[Task] In the listing that follows, how many lines contain "Arbeiter"? Give the number only.

[Data provided]
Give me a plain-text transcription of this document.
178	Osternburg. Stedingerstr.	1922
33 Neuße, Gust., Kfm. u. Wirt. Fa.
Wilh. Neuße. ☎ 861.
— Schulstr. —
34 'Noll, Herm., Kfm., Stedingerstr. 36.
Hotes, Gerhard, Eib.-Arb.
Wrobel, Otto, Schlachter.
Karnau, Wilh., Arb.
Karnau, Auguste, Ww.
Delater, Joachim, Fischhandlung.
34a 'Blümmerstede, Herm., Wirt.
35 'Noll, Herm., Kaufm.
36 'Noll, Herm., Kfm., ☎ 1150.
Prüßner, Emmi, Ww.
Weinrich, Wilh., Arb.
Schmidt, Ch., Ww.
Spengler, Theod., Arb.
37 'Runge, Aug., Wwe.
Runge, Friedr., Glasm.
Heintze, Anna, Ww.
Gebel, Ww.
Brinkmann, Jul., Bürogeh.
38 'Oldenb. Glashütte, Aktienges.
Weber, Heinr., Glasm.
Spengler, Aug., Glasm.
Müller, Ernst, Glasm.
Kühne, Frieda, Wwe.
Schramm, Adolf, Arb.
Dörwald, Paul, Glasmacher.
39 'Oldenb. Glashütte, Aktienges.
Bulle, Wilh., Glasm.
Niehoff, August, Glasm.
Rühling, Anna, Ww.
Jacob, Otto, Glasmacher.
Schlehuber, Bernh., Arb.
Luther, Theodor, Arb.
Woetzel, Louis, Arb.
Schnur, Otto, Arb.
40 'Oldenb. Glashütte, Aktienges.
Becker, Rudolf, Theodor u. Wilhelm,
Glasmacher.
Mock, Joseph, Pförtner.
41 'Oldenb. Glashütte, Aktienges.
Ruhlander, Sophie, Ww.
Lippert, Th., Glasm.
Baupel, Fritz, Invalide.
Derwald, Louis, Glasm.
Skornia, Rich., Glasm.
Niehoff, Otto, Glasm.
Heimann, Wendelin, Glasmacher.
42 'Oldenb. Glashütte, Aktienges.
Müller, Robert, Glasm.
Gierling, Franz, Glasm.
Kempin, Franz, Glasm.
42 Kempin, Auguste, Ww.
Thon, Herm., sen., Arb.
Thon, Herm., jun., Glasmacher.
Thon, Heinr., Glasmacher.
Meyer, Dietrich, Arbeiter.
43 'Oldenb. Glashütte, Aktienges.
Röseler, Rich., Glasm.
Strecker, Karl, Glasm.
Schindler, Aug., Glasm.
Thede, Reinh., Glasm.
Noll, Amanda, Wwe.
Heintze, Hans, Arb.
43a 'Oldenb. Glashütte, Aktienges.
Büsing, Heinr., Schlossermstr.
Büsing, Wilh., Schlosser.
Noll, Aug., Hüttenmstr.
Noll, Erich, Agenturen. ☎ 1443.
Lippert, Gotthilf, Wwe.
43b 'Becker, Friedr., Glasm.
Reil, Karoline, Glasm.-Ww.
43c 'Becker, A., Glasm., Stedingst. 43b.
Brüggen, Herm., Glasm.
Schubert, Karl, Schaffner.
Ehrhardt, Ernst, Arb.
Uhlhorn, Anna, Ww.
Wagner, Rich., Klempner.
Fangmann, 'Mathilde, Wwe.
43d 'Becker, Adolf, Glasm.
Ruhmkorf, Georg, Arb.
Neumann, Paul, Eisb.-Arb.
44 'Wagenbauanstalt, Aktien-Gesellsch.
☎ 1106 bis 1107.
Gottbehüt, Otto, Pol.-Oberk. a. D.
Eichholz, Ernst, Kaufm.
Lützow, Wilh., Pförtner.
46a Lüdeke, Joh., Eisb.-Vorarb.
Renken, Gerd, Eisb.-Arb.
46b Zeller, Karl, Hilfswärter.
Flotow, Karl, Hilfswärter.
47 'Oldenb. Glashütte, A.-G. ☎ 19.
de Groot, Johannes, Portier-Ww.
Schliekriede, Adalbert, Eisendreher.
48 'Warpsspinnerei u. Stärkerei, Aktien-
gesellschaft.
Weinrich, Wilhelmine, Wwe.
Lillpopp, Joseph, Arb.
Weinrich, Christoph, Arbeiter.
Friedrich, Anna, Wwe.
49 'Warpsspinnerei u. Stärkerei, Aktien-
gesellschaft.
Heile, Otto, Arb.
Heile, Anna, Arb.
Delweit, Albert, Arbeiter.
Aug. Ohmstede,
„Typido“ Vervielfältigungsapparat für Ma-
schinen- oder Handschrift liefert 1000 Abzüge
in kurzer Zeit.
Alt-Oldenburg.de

[Task answer] 3